About this task >>
Can you restate the records below word for word?

##### Task data

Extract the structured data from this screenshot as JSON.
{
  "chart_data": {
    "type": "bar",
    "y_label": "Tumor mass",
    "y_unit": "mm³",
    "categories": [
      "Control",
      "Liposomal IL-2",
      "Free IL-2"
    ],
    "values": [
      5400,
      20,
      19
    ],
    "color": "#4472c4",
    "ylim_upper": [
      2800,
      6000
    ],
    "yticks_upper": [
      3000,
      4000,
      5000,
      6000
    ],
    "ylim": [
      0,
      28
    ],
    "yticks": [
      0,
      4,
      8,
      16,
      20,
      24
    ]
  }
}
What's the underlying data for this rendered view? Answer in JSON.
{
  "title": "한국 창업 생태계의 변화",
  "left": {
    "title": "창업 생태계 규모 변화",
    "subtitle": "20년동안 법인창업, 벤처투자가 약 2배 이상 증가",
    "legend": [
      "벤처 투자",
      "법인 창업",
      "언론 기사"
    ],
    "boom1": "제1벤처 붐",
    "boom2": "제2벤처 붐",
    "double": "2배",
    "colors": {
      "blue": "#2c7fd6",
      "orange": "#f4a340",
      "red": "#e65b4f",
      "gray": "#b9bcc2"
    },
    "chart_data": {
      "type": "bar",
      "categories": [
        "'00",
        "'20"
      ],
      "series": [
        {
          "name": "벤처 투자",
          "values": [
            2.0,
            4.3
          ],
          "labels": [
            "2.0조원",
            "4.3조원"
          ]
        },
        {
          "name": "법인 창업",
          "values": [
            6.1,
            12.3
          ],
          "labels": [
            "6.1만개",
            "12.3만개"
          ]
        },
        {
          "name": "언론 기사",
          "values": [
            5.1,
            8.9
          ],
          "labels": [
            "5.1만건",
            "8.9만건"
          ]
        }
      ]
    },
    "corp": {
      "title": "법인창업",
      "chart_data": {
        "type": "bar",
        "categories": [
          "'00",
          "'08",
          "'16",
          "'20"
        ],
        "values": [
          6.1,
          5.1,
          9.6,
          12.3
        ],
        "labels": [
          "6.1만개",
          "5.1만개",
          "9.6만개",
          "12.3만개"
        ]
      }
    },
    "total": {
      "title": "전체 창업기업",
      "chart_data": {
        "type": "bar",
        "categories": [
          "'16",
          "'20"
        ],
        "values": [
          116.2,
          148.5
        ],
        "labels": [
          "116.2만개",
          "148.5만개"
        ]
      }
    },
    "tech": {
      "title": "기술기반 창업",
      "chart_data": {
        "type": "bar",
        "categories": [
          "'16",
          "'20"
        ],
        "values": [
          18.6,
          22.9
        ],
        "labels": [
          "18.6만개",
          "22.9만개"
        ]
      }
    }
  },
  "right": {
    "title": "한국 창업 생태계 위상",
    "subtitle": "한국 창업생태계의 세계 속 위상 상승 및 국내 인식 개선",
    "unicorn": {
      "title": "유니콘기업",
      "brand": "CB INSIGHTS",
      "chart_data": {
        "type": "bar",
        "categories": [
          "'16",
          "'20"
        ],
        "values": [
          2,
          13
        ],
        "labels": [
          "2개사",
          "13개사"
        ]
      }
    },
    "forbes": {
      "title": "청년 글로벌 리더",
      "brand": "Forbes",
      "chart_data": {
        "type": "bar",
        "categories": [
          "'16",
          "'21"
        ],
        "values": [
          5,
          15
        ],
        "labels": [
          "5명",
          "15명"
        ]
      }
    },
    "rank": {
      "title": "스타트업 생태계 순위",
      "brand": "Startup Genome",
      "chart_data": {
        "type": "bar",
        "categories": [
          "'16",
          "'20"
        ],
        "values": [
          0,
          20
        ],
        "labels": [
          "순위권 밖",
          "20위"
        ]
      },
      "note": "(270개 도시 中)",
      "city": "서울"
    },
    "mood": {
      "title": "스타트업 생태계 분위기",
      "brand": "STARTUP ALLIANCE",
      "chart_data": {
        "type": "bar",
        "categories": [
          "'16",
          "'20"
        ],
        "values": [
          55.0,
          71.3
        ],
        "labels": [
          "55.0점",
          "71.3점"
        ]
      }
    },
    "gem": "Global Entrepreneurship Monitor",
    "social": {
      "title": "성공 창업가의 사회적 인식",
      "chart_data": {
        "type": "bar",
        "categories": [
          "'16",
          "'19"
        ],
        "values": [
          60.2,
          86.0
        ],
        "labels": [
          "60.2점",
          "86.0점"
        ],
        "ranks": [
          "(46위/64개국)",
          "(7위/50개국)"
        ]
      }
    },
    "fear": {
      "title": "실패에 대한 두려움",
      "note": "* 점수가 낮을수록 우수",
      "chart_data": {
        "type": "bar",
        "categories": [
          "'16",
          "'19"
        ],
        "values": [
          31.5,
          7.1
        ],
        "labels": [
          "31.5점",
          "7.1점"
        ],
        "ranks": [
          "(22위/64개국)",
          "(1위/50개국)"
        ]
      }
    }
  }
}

##########

Reply to the exercise >>
Extract the structured data from this screenshot as JSON.
{
  "chart_data": {
    "type": "bar",
    "y_label": "Tumor mass",
    "y_unit": "mm³",
    "categories": [
      "Control",
      "Liposomal IL-2",
      "Free IL-2"
    ],
    "values": [
      5400,
      20,
      19
    ],
    "color": "#4472c4",
    "ylim_upper": [
      2800,
      6000
    ],
    "yticks_upper": [
      3000,
      4000,
      5000,
      6000
    ],
    "ylim": [
      0,
      28
    ],
    "yticks": [
      0,
      4,
      8,
      16,
      20,
      24
    ]
  }
}
What's the underlying data for this rendered view? Answer in JSON.
{
  "title": "한국 창업 생태계의 변화",
  "left": {
    "title": "창업 생태계 규모 변화",
    "subtitle": "20년동안 법인창업, 벤처투자가 약 2배 이상 증가",
    "legend": [
      "벤처 투자",
      "법인 창업",
      "언론 기사"
    ],
    "boom1": "제1벤처 붐",
    "boom2": "제2벤처 붐",
    "double": "2배",
    "colors": {
      "blue": "#2c7fd6",
      "orange": "#f4a340",
      "red": "#e65b4f",
      "gray": "#b9bcc2"
    },
    "chart_data": {
      "type": "bar",
      "categories": [
        "'00",
        "'20"
      ],
      "series": [
        {
          "name": "벤처 투자",
          "values": [
            2.0,
            4.3
          ],
          "labels": [
            "2.0조원",
            "4.3조원"
          ]
        },
        {
          "name": "법인 창업",
          "values": [
            6.1,
            12.3
          ],
          "labels": [
            "6.1만개",
            "12.3만개"
          ]
        },
        {
          "name": "언론 기사",
          "values": [
            5.1,
            8.9
          ],
          "labels": [
            "5.1만건",
            "8.9만건"
          ]
        }
      ]
    },
    "corp": {
      "title": "법인창업",
      "chart_data": {
        "type": "bar",
        "categories": [
          "'00",
          "'08",
          "'16",
          "'20"
        ],
        "values": [
          6.1,
          5.1,
          9.6,
          12.3
        ],
        "labels": [
          "6.1만개",
          "5.1만개",
          "9.6만개",
          "12.3만개"
        ]
      }
    },
    "total": {
      "title": "전체 창업기업",
      "chart_data": {
        "type": "bar",
        "categories": [
          "'16",
          "'20"
        ],
        "values": [
          116.2,
          148.5
        ],
        "labels": [
          "116.2만개",
          "148.5만개"
        ]
      }
    },
    "tech": {
      "title": "기술기반 창업",
      "chart_data": {
        "type": "bar",
        "categories": [
          "'16",
          "'20"
        ],
        "values": [
          18.6,
          22.9
        ],
        "labels": [
          "18.6만개",
          "22.9만개"
        ]
      }
    }
  },
  "right": {
    "title": "한국 창업 생태계 위상",
    "subtitle": "한국 창업생태계의 세계 속 위상 상승 및 국내 인식 개선",
    "unicorn": {
      "title": "유니콘기업",
      "brand": "CB INSIGHTS",
      "chart_data": {
        "type": "bar",
        "categories": [
          "'16",
          "'20"
        ],
        "values": [
          2,
          13
        ],
        "labels": [
          "2개사",
          "13개사"
        ]
      }
    },
    "forbes": {
      "title": "청년 글로벌 리더",
      "brand": "Forbes",
      "chart_data": {
        "type": "bar",
        "categories": [
          "'16",
          "'21"
        ],
        "values": [
          5,
          15
        ],
        "labels": [
          "5명",
          "15명"
        ]
      }
    },
    "rank": {
      "title": "스타트업 생태계 순위",
      "brand": "Startup Genome",
      "chart_data": {
        "type": "bar",
        "categories": [
          "'16",
          "'20"
        ],
        "values": [
          0,
          20
        ],
        "labels": [
          "순위권 밖",
          "20위"
        ]
      },
      "note": "(270개 도시 中)",
      "city": "서울"
    },
    "mood": {
      "title": "스타트업 생태계 분위기",
      "brand": "STARTUP ALLIANCE",
      "chart_data": {
        "type": "bar",
        "categories": [
          "'16",
          "'20"
        ],
        "values": [
          55.0,
          71.3
        ],
        "labels": [
          "55.0점",
          "71.3점"
        ]
      }
    },
    "gem": "Global Entrepreneurship Monitor",
    "social": {
      "title": "성공 창업가의 사회적 인식",
      "chart_data": {
        "type": "bar",
        "categories": [
          "'16",
          "'19"
        ],
        "values": [
          60.2,
          86.0
        ],
        "labels": [
          "60.2점",
          "86.0점"
        ],
        "ranks": [
          "(46위/64개국)",
          "(7위/50개국)"
        ]
      }
    },
    "fear": {
      "title": "실패에 대한 두려움",
      "note": "* 점수가 낮을수록 우수",
      "chart_data": {
        "type": "bar",
        "categories": [
          "'16",
          "'19"
        ],
        "values": [
          31.5,
          7.1
        ],
        "labels": [
          "31.5점",
          "7.1점"
        ],
        "ranks": [
          "(22위/64개국)",
          "(1위/50개국)"
        ]
      }
    }
  }
}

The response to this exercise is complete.